• [Written instruction] Report the number of lines containing "westerly", with no other words.

• [Data records]
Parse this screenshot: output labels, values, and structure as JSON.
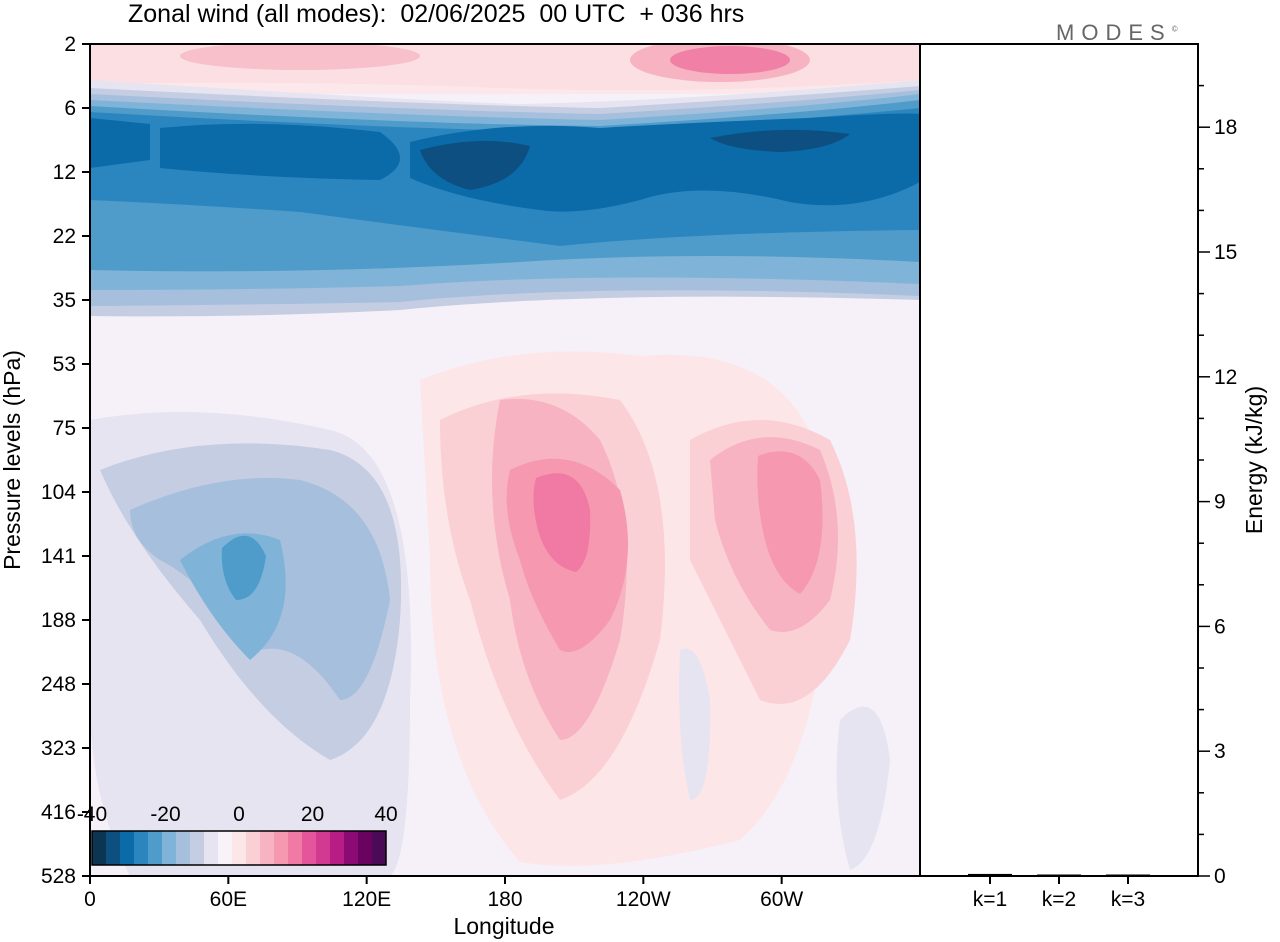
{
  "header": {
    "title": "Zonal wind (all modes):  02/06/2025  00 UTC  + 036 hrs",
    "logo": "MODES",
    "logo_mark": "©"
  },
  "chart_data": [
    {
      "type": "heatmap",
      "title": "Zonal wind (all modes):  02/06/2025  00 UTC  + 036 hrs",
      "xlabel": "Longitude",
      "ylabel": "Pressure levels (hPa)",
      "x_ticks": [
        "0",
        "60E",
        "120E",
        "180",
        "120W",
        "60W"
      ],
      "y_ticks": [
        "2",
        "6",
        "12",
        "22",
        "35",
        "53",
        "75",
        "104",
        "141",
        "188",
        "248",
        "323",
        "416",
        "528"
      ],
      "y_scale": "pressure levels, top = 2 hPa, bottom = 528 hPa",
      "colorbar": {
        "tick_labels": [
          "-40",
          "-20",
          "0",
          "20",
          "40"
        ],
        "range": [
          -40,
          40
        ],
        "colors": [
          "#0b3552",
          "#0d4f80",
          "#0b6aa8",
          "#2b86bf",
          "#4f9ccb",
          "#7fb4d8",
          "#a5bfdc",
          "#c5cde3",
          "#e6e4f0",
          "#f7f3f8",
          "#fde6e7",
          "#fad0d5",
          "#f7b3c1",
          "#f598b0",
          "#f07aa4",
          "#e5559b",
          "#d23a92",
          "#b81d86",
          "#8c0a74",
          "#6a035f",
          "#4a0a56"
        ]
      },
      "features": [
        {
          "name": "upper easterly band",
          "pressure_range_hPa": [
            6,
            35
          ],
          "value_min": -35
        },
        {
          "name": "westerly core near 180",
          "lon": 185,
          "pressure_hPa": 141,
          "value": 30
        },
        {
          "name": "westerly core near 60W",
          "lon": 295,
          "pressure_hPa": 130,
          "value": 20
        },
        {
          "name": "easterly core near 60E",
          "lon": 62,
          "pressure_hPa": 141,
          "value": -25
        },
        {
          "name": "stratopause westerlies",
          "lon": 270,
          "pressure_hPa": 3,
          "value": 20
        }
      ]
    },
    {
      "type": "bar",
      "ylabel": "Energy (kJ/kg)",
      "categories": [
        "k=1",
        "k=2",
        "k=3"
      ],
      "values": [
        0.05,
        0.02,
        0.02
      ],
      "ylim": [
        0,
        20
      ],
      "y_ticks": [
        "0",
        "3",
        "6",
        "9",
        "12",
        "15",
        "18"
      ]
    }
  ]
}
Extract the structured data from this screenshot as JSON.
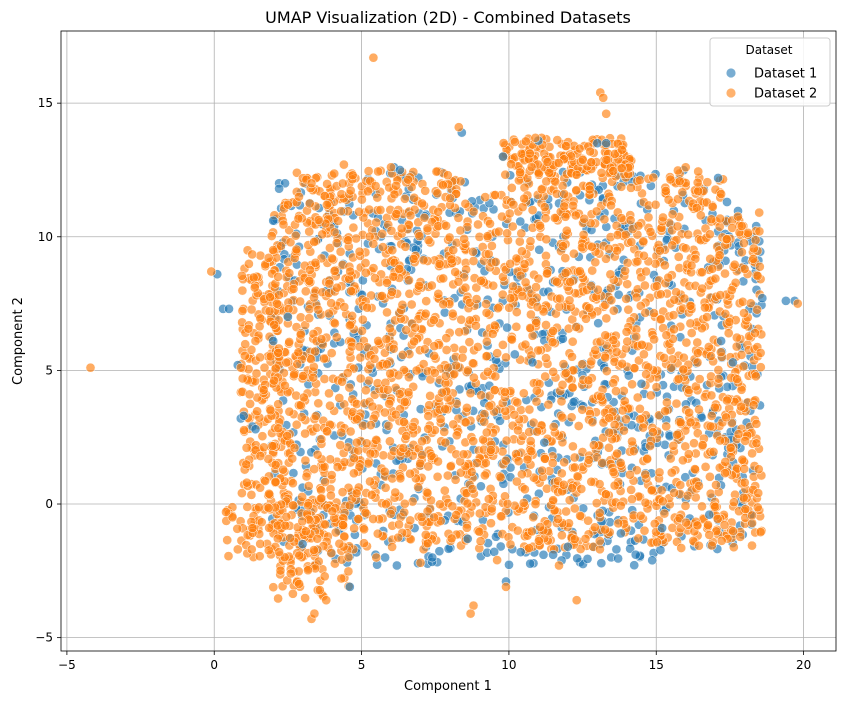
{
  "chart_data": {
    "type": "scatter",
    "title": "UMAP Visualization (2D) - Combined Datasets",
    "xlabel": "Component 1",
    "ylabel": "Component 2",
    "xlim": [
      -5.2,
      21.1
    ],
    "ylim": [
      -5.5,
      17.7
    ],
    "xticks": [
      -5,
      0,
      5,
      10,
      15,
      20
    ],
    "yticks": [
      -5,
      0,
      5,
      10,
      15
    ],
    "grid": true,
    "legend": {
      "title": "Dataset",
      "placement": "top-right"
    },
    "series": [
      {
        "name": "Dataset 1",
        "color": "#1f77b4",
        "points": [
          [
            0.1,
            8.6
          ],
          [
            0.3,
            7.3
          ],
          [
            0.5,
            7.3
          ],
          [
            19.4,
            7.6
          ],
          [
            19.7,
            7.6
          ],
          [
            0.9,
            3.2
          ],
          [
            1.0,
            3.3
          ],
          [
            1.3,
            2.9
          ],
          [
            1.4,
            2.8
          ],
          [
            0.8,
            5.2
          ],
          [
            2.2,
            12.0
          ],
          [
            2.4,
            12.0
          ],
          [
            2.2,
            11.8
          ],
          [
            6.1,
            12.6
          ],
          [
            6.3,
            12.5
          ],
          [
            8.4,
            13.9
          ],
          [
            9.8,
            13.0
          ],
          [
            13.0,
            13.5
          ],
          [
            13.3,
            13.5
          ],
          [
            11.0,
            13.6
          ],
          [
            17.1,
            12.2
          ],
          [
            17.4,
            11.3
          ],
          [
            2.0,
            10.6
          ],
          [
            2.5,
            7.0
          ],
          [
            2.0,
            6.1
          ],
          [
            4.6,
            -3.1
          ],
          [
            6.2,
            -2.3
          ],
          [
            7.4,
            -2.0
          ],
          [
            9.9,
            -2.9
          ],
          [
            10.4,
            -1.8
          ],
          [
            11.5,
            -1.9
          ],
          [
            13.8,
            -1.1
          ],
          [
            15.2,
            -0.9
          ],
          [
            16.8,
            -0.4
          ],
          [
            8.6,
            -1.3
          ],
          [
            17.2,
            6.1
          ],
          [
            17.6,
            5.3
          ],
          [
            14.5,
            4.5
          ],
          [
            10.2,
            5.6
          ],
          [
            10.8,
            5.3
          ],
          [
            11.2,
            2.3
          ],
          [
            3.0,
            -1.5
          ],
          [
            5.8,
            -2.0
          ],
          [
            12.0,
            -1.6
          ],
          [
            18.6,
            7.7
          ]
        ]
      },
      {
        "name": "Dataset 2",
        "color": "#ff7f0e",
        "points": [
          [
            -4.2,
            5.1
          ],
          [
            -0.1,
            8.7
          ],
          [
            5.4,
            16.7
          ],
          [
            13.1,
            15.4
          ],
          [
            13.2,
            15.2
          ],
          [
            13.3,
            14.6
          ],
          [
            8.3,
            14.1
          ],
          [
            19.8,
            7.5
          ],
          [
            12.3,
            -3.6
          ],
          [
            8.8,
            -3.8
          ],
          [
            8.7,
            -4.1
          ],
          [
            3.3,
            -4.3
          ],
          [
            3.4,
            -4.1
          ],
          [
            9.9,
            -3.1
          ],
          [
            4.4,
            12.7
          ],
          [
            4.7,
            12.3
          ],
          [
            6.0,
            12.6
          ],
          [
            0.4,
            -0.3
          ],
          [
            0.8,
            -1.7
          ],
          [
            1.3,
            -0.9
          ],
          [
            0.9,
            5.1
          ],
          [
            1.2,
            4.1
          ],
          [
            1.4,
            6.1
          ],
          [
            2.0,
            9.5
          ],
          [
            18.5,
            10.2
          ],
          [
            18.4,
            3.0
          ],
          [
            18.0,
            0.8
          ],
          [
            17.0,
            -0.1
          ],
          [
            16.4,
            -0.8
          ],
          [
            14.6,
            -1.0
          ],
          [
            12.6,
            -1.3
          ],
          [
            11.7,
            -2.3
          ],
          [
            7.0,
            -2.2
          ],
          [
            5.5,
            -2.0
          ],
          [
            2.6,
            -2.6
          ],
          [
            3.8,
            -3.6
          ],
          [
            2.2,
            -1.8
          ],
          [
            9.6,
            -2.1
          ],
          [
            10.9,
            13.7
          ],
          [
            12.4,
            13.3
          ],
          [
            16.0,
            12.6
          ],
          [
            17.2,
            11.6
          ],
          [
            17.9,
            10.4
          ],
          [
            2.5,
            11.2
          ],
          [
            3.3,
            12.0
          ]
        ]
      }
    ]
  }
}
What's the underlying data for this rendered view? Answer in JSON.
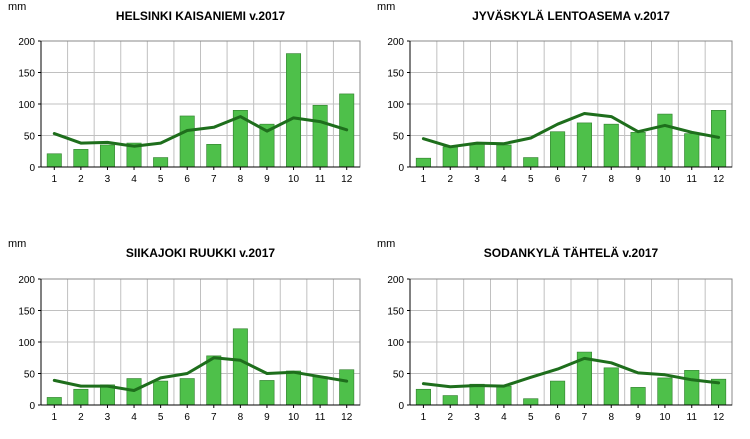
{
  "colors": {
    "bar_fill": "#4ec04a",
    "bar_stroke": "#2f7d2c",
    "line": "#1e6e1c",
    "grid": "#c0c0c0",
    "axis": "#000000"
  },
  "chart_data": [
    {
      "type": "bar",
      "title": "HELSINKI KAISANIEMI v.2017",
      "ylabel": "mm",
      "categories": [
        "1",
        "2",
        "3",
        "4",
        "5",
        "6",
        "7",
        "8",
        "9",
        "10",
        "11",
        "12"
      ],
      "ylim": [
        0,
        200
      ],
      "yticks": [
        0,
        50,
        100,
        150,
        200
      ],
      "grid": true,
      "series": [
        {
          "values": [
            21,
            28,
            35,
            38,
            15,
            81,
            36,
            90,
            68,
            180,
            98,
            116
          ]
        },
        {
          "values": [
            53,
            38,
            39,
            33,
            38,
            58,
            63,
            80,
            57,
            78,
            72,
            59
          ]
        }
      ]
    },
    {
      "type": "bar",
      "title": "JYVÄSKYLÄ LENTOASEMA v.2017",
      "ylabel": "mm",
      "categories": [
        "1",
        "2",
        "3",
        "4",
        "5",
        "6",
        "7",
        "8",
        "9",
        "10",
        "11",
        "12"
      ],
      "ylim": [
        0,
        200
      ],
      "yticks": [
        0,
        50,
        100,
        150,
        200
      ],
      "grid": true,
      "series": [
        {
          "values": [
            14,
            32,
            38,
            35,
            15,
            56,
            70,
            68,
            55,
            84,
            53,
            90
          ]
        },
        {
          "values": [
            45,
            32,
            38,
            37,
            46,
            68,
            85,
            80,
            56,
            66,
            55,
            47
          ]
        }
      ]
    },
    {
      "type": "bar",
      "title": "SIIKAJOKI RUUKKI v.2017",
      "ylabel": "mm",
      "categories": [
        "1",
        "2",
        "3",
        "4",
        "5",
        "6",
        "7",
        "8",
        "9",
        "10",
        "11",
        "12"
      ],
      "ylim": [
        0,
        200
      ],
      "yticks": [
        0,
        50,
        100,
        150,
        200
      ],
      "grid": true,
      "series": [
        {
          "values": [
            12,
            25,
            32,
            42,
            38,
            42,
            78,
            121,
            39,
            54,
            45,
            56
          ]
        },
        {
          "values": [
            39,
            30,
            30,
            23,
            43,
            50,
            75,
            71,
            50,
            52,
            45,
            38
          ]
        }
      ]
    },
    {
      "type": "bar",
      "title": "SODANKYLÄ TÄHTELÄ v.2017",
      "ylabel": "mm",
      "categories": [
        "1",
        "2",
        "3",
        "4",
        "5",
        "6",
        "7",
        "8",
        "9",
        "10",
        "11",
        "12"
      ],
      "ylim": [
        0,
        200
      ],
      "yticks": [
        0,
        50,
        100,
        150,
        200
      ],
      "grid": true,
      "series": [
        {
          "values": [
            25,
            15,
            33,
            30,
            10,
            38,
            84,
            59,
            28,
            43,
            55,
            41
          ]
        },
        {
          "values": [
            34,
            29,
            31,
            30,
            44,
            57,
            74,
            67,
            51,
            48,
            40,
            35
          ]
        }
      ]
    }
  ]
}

• [Response below] 2